### やること:
以下のクリムトの風景画についての文章を、最後の文のあとから続けて書いてください。

### 引用文:
艶麗、夢幻の女性美を薫り高く描いたウィーン世紀末の巨匠、グスタフ・クリムト。めくるめく裸身が画面いっぱいにひろがる官能の陶酔が身上かと思いきや、意外にも、木や森など自然の風景を描いた絵が数多く存在する。
ブナの森、白樺の森、リンゴの木……。これらは自然をそのままに描いた写実性の高い絵で、静謐な境地が特徴だ。クリムトは1900年の夏にバカンスで、ザルツブルクの東方、ザルツカンマーグートのアッター湖を訪ねて気に入り、以後、1916年まで毎年、ここで夏を楽しんだ。自然の風景を描いたのは殆どがこのアッター湖滞在中のことで、作品点数にして46点、クリムトの描いた油彩画作品のうち、5分の1ほどになるという。
その中でも、1902年の「ブナの森」は、私のお気に入りの1点だ。タイトルを見る前は白樺林のように誤解していたのだが、茶色のわくら葉が散り敷かれた地から、ほの白いブナの樹々が立つ。幹はいずれもひょろりと垂直に伸び、途中に枝を張ることはない。白い幹の集合体として森が存在するのだが、中には微妙な湾曲をたどる黒ずんだ幹の木もあって、それがどこか曰く言いがたい不安感を醸し出してもいる。
無言で命を育み、季節のサイクルとともに死と再生を繰り返す森の冒しがたい神聖さ。そしてまた、樹々同士が交わし合う密やかな囁きが聞こえてくるかのような、生きている森の表情。作者はその中で呼吸を合わせるように、静かな眼差しを注いでいる。
クリムトにとって、こうした静謐な自然の風景は、「接吻」を頂点とするエロスの美の絵画群と、何かしら対をなし、補い合う世界であった気がする。

### 元データ:

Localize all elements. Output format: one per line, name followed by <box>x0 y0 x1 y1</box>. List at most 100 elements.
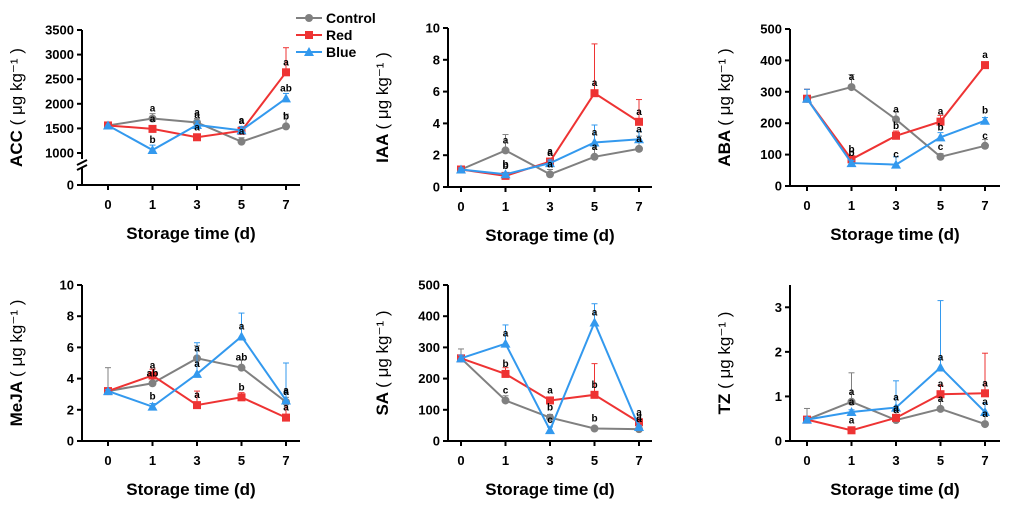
y-axis-label-unit: ( μg kg⁻¹ ) <box>715 312 734 389</box>
significance-letter: b <box>937 122 943 133</box>
legend-marker-control <box>305 14 313 22</box>
significance-letter: a <box>636 414 642 425</box>
y-tick-label: 10 <box>426 21 440 36</box>
significance-letter: a <box>239 116 245 127</box>
significance-letter: a <box>547 385 553 396</box>
significance-letter: a <box>982 409 988 420</box>
significance-letter: c <box>982 131 988 142</box>
significance-letter: a <box>636 412 642 423</box>
y-axis-label-name: MeJA <box>7 377 26 426</box>
x-tick-label: 1 <box>502 199 509 214</box>
data-point <box>501 146 510 155</box>
y-tick-label: 0 <box>67 178 74 193</box>
data-point <box>281 395 291 405</box>
significance-letter: a <box>194 359 200 370</box>
data-point <box>935 132 946 142</box>
significance-letter: a <box>194 343 200 354</box>
y-tick-label: 0 <box>775 179 782 194</box>
y-tick-label: 400 <box>418 309 440 324</box>
data-point <box>802 414 812 424</box>
data-point <box>147 145 158 155</box>
chart-panel-acc: 0 1000 1500 2000 2500 3000 3500 0 1 3 5 7 Storage ti… <box>7 23 300 243</box>
y-tick-label: 300 <box>760 84 782 99</box>
series-blue <box>456 124 644 179</box>
data-point <box>456 164 466 174</box>
y-tick-label: 2 <box>67 402 74 417</box>
significance-letter: a <box>150 104 156 115</box>
data-point <box>546 170 554 179</box>
data-point <box>147 401 158 411</box>
data-point <box>981 389 989 398</box>
significance-letter: a <box>938 394 944 405</box>
data-point <box>847 83 856 92</box>
data-point <box>236 125 247 135</box>
x-tick-label: 3 <box>193 453 200 468</box>
legend-label-blue: Blue <box>326 44 357 60</box>
chart-panel-aba: 0 100 200 300 400 500 0 1 3 5 7 Storage time (d) ABA… <box>715 22 1000 244</box>
y-axis-label-name: ABA <box>715 126 734 167</box>
data-point <box>545 425 555 435</box>
y-tick-label: 2 <box>433 148 440 163</box>
y-axis-label-name: TZ <box>715 389 734 415</box>
x-tick-label: 5 <box>937 198 944 213</box>
data-point <box>635 117 643 126</box>
significance-letter: b <box>502 161 508 172</box>
data-point <box>981 61 989 70</box>
significance-letter: a <box>893 403 899 414</box>
y-tick-label: 1000 <box>45 146 74 161</box>
significance-letter: a <box>636 107 642 118</box>
y-tick-label: 8 <box>67 309 74 324</box>
x-tick-label: 5 <box>591 453 598 468</box>
significance-letter: b <box>283 111 289 122</box>
y-axis-label: ABA ( μg kg⁻¹ ) <box>715 48 734 166</box>
y-tick-label: 500 <box>418 278 440 293</box>
significance-letter: c <box>547 415 553 426</box>
x-tick-label: 1 <box>848 453 855 468</box>
axis-break-mark <box>76 159 88 166</box>
y-axis-label-unit: ( μg kg⁻¹ ) <box>7 48 26 125</box>
series-blue <box>103 312 291 411</box>
data-point <box>847 397 856 406</box>
x-tick-label: 5 <box>238 453 245 468</box>
significance-letter: a <box>849 72 855 83</box>
significance-letter: a <box>893 393 899 404</box>
significance-letter: b <box>238 382 244 393</box>
legend-marker-red <box>305 31 313 39</box>
data-point <box>846 407 857 417</box>
y-axis-label: ACC ( μg kg⁻¹ ) <box>7 48 26 167</box>
significance-letter: a <box>849 397 855 408</box>
significance-letter: a <box>982 378 988 389</box>
y-tick-label: 4 <box>433 116 441 131</box>
data-point <box>500 338 511 348</box>
x-axis-label: Storage time (d) <box>830 225 959 244</box>
data-point <box>846 158 857 168</box>
y-axis-label: SA ( μg kg⁻¹ ) <box>373 310 392 415</box>
significance-letter: a <box>194 107 200 118</box>
data-point <box>981 141 989 150</box>
chart-panel-sa: 0 100 200 300 400 500 0 1 3 5 7 Storage time (d) SA … <box>373 278 652 499</box>
significance-letter: a <box>938 107 944 118</box>
y-tick-label: 4 <box>67 371 75 386</box>
data-point <box>847 426 856 435</box>
data-point <box>192 368 202 378</box>
data-point <box>590 152 599 161</box>
y-axis-label: TZ ( μg kg⁻¹ ) <box>715 312 734 415</box>
y-axis-label-unit: ( μg kg⁻¹ ) <box>373 310 392 387</box>
data-point <box>281 93 291 103</box>
data-point <box>980 115 990 125</box>
data-point <box>634 134 644 144</box>
data-point <box>892 115 900 124</box>
legend-label-red: Red <box>326 27 352 43</box>
significance-letter: a <box>938 379 944 390</box>
x-tick-label: 1 <box>502 453 509 468</box>
significance-letter: a <box>636 407 642 418</box>
x-tick-label: 0 <box>457 199 464 214</box>
data-point <box>590 89 599 98</box>
x-axis-label: Storage time (d) <box>126 480 255 499</box>
significance-letter: a <box>636 134 642 145</box>
significance-letter: a <box>592 307 598 318</box>
significance-letter: b <box>893 121 899 132</box>
x-tick-label: 0 <box>104 453 111 468</box>
y-tick-label: 1500 <box>45 121 74 136</box>
data-point <box>546 413 554 422</box>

### 課題の結果:
女性像を描くクリムトは、時代の寵児であることを望み、自らにも課した。保守的なアカデミズムに牙をむき、「セセッシオン(分離派)」という、革命の烽火(のろし)をあげねばならなかった。彼の絵の中の女性たちは、ことごとくが「女神」であることを求められた。言わば、それらは「勝負絵」なのである。クリムトは常に肩を張り、鉢巻でもきりりと頭に締めるようにして、キャンバスに向かっていたに違いない。
それが、ウィーンを離れ、アッター湖にくつろぐとき、身構えずともよい、自然(じねん)流の筆で自然(しぜん)に向き合うことができた。スタイルも自意識も、彼を縛ることはなかった。「勝負」を離れて、のびのびと自由に、彼自身のために絵筆をとっていたはずである。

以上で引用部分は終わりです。